Problems =>
A – Could you copy the Dale West biography word for word?
B – Can you reproduce the entries verbatim, from their very beginning through the line containing "The adjustment mechanism 53 is at (553, 737)."?

Dale West

Profile
- Position: Defensive back

Personal information
- Born: 1941 Cabri, Saskatchewan, Canada
- Died: May 19, 2026 (aged 84) Regina, Saskatchewan, Canada
- Listed height: 6 ft 2 in (1.88 m)
- Listed weight: 195 lb (88 kg)

Career information
- College: Arizona
- University: Regina

Career history
- 1962–1968: Saskatchewan Roughriders

Awards and highlights
- Grey Cup champion (1966); Outstanding Canadian : West Division (1963); 3× CFL West All-Star (1963, 1964, 1965);

= Dale West =

Canadian football player (1941–2026)

Dale West (1941 – May 19, 2026) was a Canadian professional football player who was a defensive back for the Saskatchewan Roughriders of the Canadian Football League (CFL) from 1962 to 1968. He won a Grey Cup with the Roughriders in 1966. He was named the Most Outstanding Canadian of the West Division in 1963 and was a three-time CFL All-Star.

Task material =>

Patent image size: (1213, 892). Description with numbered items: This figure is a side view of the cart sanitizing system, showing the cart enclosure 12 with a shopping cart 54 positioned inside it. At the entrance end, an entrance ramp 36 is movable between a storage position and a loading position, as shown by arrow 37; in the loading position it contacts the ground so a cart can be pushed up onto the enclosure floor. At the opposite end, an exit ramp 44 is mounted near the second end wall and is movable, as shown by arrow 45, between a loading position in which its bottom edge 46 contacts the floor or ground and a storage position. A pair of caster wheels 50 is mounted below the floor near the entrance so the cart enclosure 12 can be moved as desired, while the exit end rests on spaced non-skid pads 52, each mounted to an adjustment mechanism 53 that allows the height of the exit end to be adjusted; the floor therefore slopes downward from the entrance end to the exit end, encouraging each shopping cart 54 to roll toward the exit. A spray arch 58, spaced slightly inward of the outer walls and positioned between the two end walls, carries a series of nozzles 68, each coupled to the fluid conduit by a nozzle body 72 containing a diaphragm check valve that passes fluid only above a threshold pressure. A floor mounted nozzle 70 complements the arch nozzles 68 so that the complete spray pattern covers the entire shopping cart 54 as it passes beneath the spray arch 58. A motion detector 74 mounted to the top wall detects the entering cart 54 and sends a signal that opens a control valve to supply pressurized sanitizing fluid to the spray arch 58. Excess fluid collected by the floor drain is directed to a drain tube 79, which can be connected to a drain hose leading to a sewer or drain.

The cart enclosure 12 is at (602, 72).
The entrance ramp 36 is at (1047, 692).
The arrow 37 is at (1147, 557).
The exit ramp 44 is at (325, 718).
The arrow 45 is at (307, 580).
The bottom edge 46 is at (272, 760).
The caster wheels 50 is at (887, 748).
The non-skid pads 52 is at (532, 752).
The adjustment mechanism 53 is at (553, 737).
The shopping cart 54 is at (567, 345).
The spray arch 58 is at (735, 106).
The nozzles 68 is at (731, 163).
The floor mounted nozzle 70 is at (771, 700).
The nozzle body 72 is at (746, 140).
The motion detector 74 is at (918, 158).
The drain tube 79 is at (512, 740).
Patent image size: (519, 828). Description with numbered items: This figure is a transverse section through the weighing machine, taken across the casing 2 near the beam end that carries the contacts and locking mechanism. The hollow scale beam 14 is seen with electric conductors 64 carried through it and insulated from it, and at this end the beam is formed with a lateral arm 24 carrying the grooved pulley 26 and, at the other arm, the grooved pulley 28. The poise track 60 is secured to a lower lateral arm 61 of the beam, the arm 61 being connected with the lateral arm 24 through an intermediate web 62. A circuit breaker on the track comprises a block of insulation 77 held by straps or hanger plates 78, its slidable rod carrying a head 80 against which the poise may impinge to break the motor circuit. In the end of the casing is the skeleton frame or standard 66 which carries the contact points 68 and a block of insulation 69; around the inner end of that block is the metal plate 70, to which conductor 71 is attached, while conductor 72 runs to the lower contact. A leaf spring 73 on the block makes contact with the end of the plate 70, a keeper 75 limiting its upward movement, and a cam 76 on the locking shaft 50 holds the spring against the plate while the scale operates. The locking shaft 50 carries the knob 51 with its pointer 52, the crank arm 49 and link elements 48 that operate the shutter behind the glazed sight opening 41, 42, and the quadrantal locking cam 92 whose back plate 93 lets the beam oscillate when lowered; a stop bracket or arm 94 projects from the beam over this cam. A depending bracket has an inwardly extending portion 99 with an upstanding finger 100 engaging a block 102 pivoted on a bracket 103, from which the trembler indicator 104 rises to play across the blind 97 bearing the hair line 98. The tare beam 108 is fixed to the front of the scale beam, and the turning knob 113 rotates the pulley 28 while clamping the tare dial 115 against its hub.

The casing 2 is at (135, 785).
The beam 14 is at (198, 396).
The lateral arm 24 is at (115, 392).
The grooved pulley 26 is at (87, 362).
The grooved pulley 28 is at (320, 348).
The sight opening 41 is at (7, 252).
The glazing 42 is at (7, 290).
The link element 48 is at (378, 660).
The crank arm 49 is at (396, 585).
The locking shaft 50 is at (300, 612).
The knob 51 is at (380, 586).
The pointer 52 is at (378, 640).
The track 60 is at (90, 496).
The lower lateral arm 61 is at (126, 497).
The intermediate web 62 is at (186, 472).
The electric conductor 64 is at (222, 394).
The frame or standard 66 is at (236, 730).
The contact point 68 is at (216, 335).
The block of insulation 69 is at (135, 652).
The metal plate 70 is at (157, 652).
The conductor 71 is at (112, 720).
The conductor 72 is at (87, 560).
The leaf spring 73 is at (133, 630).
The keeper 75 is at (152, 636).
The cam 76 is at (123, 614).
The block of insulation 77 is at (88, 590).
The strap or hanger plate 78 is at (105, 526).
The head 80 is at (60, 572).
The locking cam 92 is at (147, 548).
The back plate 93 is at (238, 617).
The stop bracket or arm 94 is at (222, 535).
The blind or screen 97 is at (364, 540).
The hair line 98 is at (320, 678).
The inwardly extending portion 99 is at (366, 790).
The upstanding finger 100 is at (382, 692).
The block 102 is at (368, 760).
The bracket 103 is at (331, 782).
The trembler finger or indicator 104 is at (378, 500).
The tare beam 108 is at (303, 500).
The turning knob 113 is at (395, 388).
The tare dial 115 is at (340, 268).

Responses per task =>
A –
Dale West

Profile
- Position: Defensive back

Personal information
- Born: 1941 Cabri, Saskatchewan, Canada
- Died: May 19, 2026 (aged 84) Regina, Saskatchewan, Canada
- Listed height: 6 ft 2 in (1.88 m)
- Listed weight: 195 lb (88 kg)

Career information
- College: Arizona
- University: Regina

Career history
- 1962–1968: Saskatchewan Roughriders

Awards and highlights
- Grey Cup champion (1966); Outstanding Canadian : West Division (1963); 3× CFL West All-Star (1963, 1964, 1965);

= Dale West =

Canadian football player (1941–2026)

Dale West (1941 – May 19, 2026) was a Canadian professional football player who was a defensive back for the Saskatchewan Roughriders of the Canadian Football League (CFL) from 1962 to 1968. He won a Grey Cup with the Roughriders in 1966. He was named the Most Outstanding Canadian of the West Division in 1963 and was a three-time CFL All-Star.

B –
Patent image size: (1213, 892). Description with numbered items: This figure is a side view of the cart sanitizing system, showing the cart enclosure 12 with a shopping cart 54 positioned inside it. At the entrance end, an entrance ramp 36 is movable between a storage position and a loading position, as shown by arrow 37; in the loading position it contacts the ground so a cart can be pushed up onto the enclosure floor. At the opposite end, an exit ramp 44 is mounted near the second end wall and is movable, as shown by arrow 45, between a loading position in which its bottom edge 46 contacts the floor or ground and a storage position. A pair of caster wheels 50 is mounted below the floor near the entrance so the cart enclosure 12 can be moved as desired, while the exit end rests on spaced non-skid pads 52, each mounted to an adjustment mechanism 53 that allows the height of the exit end to be adjusted; the floor therefore slopes downward from the entrance end to the exit end, encouraging each shopping cart 54 to roll toward the exit. A spray arch 58, spaced slightly inward of the outer walls and positioned between the two end walls, carries a series of nozzles 68, each coupled to the fluid conduit by a nozzle body 72 containing a diaphragm check valve that passes fluid only above a threshold pressure. A floor mounted nozzle 70 complements the arch nozzles 68 so that the complete spray pattern covers the entire shopping cart 54 as it passes beneath the spray arch 58. A motion detector 74 mounted to the top wall detects the entering cart 54 and sends a signal that opens a control valve to supply pressurized sanitizing fluid to the spray arch 58. Excess fluid collected by the floor drain is directed to a drain tube 79, which can be connected to a drain hose leading to a sewer or drain.

The cart enclosure 12 is at (602, 72).
The entrance ramp 36 is at (1047, 692).
The arrow 37 is at (1147, 557).
The exit ramp 44 is at (325, 718).
The arrow 45 is at (307, 580).
The bottom edge 46 is at (272, 760).
The caster wheels 50 is at (887, 748).
The non-skid pads 52 is at (532, 752).
The adjustment mechanism 53 is at (553, 737).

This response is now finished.